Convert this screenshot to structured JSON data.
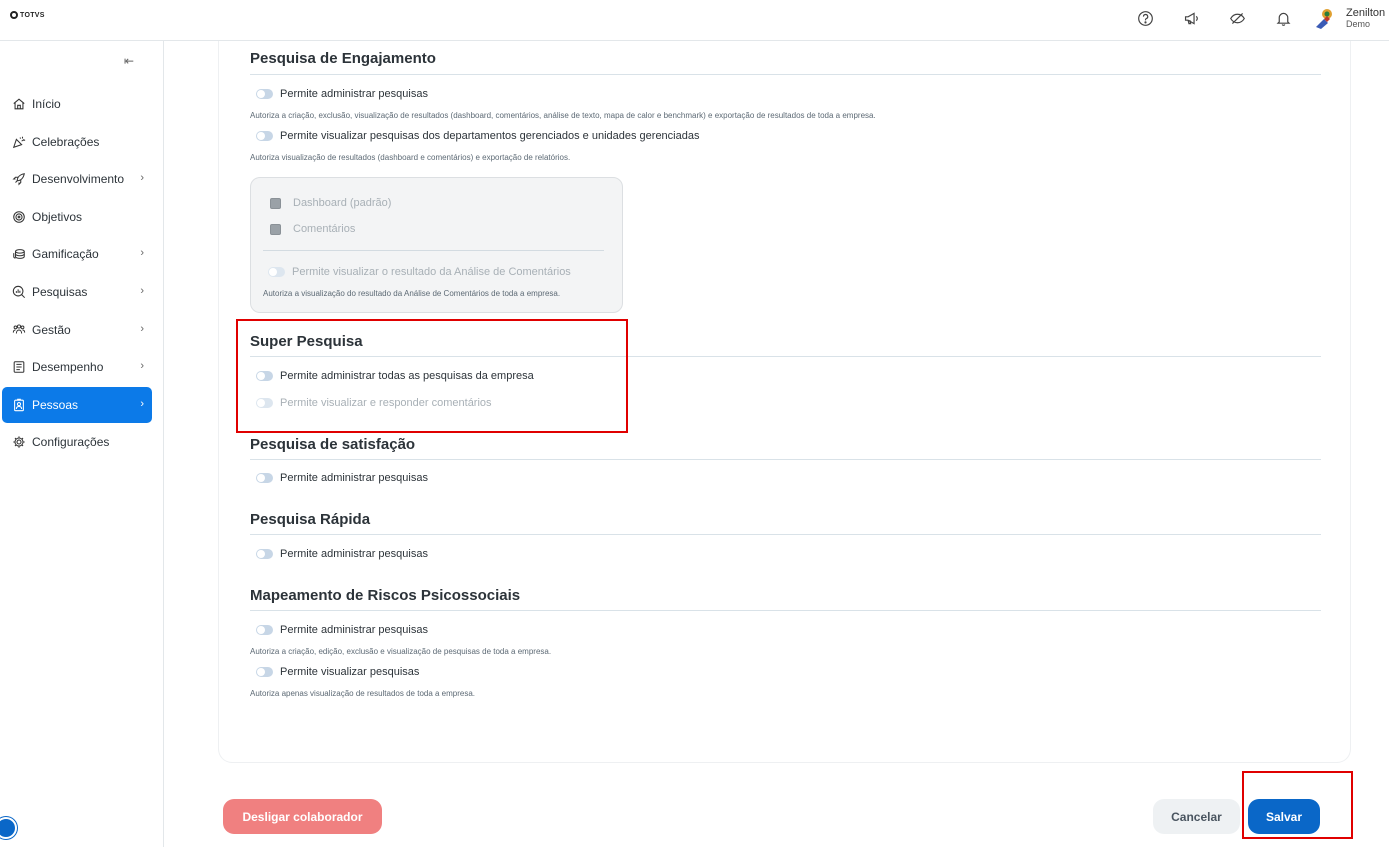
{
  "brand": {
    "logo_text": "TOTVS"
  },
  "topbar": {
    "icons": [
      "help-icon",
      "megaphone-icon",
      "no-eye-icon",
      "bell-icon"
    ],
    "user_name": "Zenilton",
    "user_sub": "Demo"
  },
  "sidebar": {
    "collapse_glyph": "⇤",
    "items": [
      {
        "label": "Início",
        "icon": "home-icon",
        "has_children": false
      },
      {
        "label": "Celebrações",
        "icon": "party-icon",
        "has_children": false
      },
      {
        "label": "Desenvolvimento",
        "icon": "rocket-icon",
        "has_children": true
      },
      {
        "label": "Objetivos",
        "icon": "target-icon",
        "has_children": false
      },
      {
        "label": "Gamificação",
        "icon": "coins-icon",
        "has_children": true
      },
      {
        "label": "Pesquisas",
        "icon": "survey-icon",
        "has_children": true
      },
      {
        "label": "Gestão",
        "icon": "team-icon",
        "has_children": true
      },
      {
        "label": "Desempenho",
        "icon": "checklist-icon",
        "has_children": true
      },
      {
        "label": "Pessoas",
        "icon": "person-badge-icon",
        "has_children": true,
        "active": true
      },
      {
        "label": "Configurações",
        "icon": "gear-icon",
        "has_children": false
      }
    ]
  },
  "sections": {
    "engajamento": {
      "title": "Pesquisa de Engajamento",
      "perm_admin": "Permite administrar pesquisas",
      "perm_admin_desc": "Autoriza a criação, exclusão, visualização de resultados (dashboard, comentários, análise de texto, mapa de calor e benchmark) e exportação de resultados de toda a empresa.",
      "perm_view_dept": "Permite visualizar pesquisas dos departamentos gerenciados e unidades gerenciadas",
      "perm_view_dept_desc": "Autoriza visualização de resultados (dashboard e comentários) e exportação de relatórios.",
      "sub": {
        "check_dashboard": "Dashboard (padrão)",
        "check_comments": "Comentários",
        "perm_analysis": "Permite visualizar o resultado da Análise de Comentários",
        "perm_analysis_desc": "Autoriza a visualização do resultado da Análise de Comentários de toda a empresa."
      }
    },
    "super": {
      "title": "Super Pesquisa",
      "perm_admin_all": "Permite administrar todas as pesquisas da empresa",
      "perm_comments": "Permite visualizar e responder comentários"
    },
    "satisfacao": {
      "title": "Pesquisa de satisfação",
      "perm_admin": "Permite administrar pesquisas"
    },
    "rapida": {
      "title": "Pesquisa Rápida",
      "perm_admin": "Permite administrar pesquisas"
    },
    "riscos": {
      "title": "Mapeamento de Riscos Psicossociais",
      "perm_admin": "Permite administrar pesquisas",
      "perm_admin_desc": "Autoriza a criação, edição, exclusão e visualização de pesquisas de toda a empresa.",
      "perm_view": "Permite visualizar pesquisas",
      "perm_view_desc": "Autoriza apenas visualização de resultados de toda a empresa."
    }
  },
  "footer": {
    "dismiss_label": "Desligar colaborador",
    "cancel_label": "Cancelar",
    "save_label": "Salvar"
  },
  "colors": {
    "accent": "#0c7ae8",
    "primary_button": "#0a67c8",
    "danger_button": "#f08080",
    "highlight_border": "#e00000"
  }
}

The problem -> Search the data above for lines holding "Permite" and copy each of them.

Final result ->
      "perm_admin": "Permite administrar pesquisas",
      "perm_view_dept": "Permite visualizar pesquisas dos departamentos gerenciados e unidades gerenciadas",
        "perm_analysis": "Permite visualizar o resultado da Análise de Comentários",
      "perm_admin_all": "Permite administrar todas as pesquisas da empresa",
      "perm_comments": "Permite visualizar e responder comentários"
      "perm_admin": "Permite administrar pesquisas"
      "perm_admin": "Permite administrar pesquisas"
      "perm_admin": "Permite administrar pesquisas",
      "perm_view": "Permite visualizar pesquisas",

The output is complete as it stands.